(Directions for this task): Track down the lines that contain "masuk" and copy them.

(Dataset):
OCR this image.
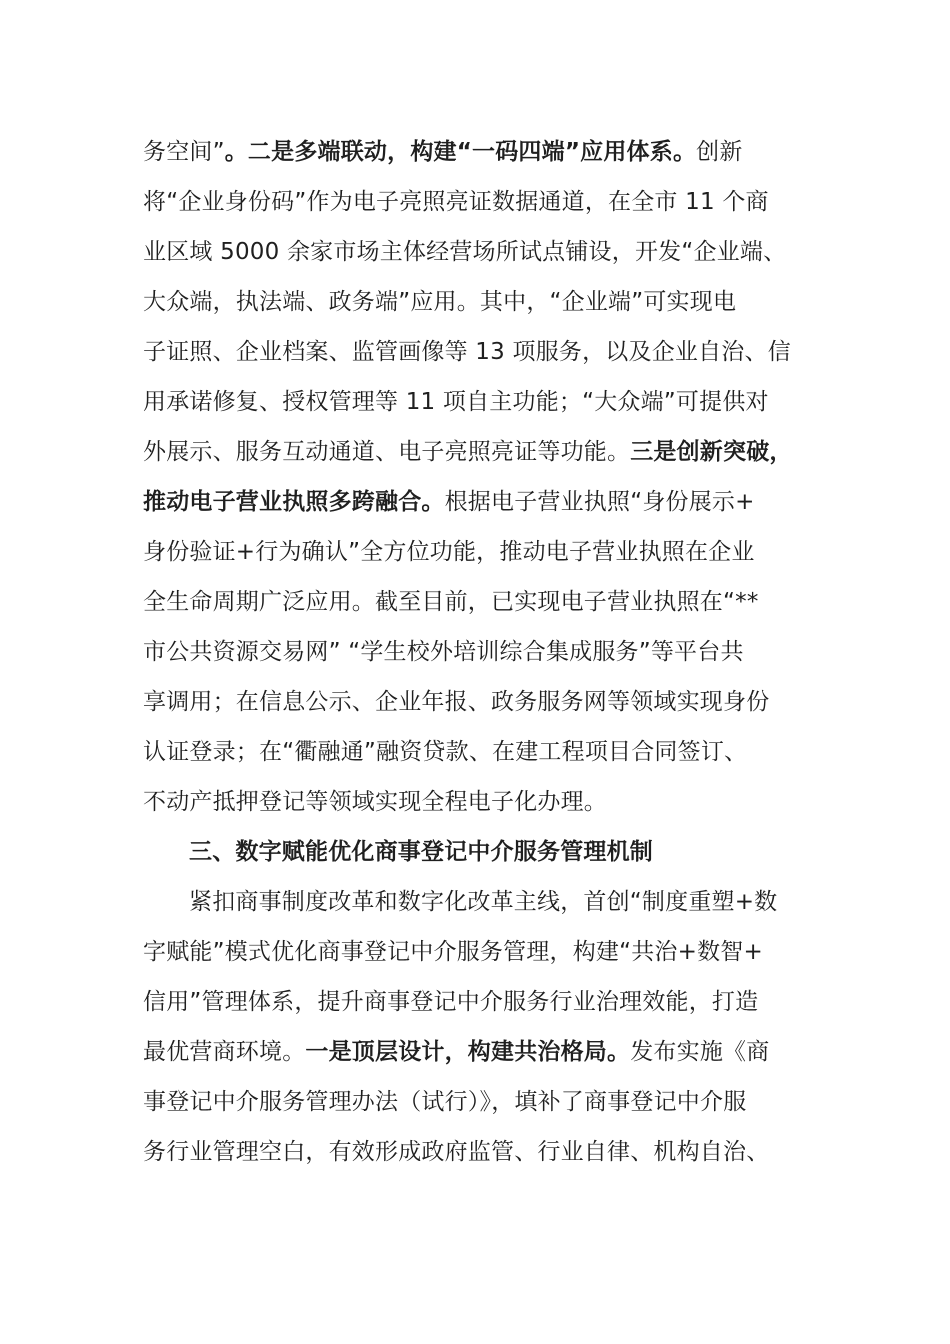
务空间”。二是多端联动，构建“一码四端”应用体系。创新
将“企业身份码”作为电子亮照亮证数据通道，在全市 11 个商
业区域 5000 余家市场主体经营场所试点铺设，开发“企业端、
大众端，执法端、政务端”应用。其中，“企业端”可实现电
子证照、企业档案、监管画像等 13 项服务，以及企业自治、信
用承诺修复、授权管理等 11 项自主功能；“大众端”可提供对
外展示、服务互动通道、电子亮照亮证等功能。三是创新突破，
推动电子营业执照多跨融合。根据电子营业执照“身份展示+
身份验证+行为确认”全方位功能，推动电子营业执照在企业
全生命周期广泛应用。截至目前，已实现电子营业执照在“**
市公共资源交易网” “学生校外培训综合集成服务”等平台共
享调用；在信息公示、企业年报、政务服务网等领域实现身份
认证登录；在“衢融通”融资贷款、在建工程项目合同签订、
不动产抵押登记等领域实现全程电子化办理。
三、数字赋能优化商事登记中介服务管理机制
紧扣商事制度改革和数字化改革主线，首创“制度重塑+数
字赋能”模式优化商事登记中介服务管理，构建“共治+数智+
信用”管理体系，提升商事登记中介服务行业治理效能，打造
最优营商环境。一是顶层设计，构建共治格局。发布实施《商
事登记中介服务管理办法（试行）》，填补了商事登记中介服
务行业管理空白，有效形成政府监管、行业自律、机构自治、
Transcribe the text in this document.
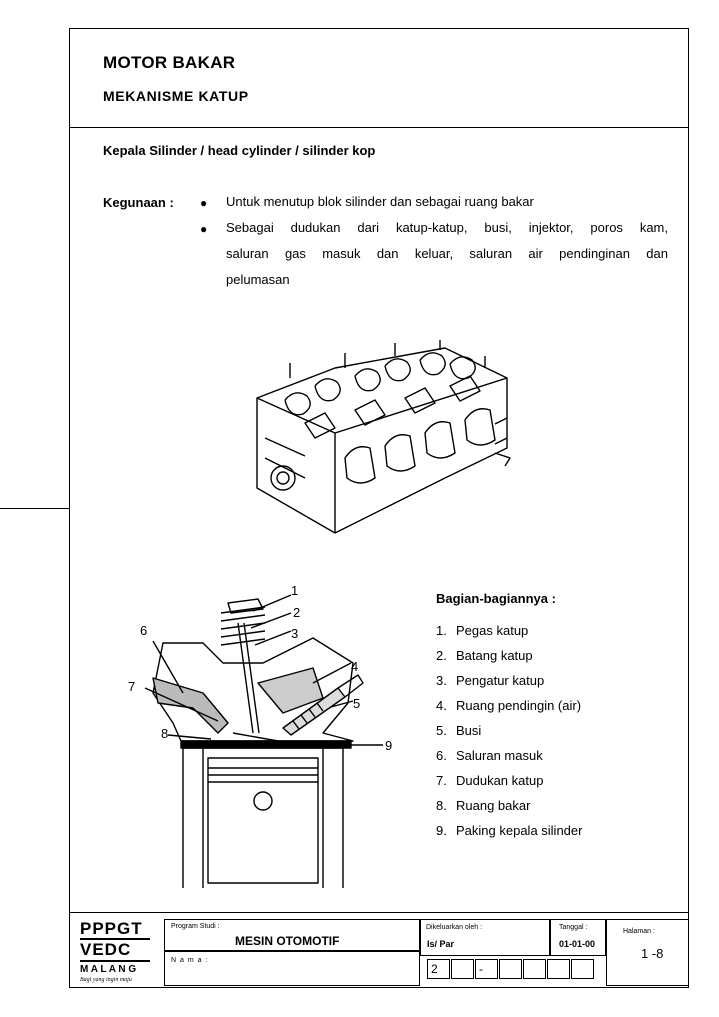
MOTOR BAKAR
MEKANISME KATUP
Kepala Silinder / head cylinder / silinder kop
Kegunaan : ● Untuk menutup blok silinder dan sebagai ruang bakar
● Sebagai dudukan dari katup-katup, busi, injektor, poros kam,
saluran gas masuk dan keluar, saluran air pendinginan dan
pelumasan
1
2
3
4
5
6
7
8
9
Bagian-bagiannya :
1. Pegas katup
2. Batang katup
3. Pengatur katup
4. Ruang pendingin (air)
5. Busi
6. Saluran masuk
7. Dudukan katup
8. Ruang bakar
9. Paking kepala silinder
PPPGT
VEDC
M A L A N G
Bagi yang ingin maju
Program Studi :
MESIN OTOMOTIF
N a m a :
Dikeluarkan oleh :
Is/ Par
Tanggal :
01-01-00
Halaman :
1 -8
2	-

(Result of this task):
saluran gas masuk dan keluar, saluran air pendinginan dan
6. Saluran masuk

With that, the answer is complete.